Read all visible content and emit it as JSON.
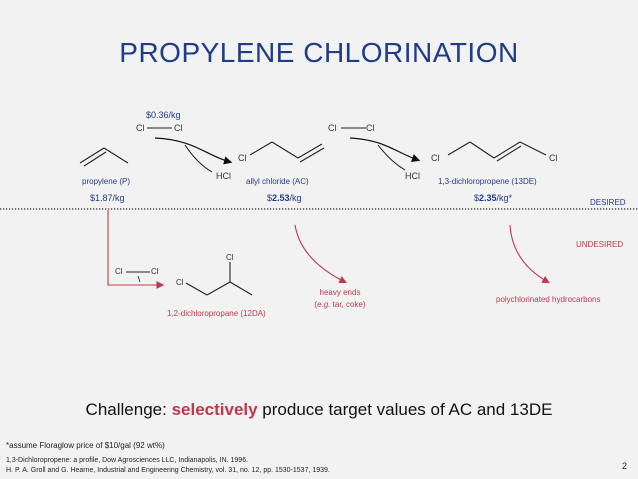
{
  "title": "PROPYLENE CHLORINATION",
  "cl2_price": "$0.36/kg",
  "propylene": {
    "label": "propylene (P)",
    "price": "$1.87/kg"
  },
  "allyl_chloride": {
    "label": "allyl chloride (AC)",
    "price_prefix": "$",
    "price_value": "2.53",
    "price_suffix": "/kg"
  },
  "dichloropropene": {
    "label": "1,3-dichloropropene (13DE)",
    "price_prefix": "$",
    "price_value": "2.35",
    "price_suffix": "/kg*"
  },
  "hcl_1": "HCl",
  "hcl_2": "HCl",
  "cl": "Cl",
  "desired": "DESIRED",
  "undesired": "UNDESIRED",
  "dichloropropane": {
    "label": "1,2-dichloropropane (12DA)"
  },
  "heavy_ends": {
    "line1": "heavy ends",
    "line2_italic": "e.g.",
    "line2_rest": " tar, coke)",
    "line2_open": "("
  },
  "polychlorinated": "polychlorinated hydrocarbons",
  "challenge": {
    "prefix": "Challenge: ",
    "highlight": "selectively",
    "suffix": " produce target values of AC and 13DE"
  },
  "footnote": "*assume Floraglow price of $10/gal (92 wt%)",
  "ref1": "1,3-Dichloropropene: a profile, Dow Agrosciences LLC, Indianapolis, IN. 1996.",
  "ref2": "H. P. A. Groll and G. Hearne, Industrial and Engineering Chemistry, vol. 31, no. 12, pp. 1530-1537, 1939.",
  "page_number": "2",
  "colors": {
    "title": "#1f3c88",
    "accent": "#c0394b",
    "background": "#f2f2f2"
  }
}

^^^^^^^^

* **Exercise requirements**
Retype all entries exactly as they appear, dropping the images.

* **Response below**
Read all visible content and emit it as JSON.
{
  "title": "PROPYLENE CHLORINATION",
  "cl2_price": "$0.36/kg",
  "propylene": {
    "label": "propylene (P)",
    "price": "$1.87/kg"
  },
  "allyl_chloride": {
    "label": "allyl chloride (AC)",
    "price_prefix": "$",
    "price_value": "2.53",
    "price_suffix": "/kg"
  },
  "dichloropropene": {
    "label": "1,3-dichloropropene (13DE)",
    "price_prefix": "$",
    "price_value": "2.35",
    "price_suffix": "/kg*"
  },
  "hcl_1": "HCl",
  "hcl_2": "HCl",
  "cl": "Cl",
  "desired": "DESIRED",
  "undesired": "UNDESIRED",
  "dichloropropane": {
    "label": "1,2-dichloropropane (12DA)"
  },
  "heavy_ends": {
    "line1": "heavy ends",
    "line2_italic": "e.g.",
    "line2_rest": " tar, coke)",
    "line2_open": "("
  },
  "polychlorinated": "polychlorinated hydrocarbons",
  "challenge": {
    "prefix": "Challenge: ",
    "highlight": "selectively",
    "suffix": " produce target values of AC and 13DE"
  },
  "footnote": "*assume Floraglow price of $10/gal (92 wt%)",
  "ref1": "1,3-Dichloropropene: a profile, Dow Agrosciences LLC, Indianapolis, IN. 1996.",
  "ref2": "H. P. A. Groll and G. Hearne, Industrial and Engineering Chemistry, vol. 31, no. 12, pp. 1530-1537, 1939.",
  "page_number": "2",
  "colors": {
    "title": "#1f3c88",
    "accent": "#c0394b",
    "background": "#f2f2f2"
  }
}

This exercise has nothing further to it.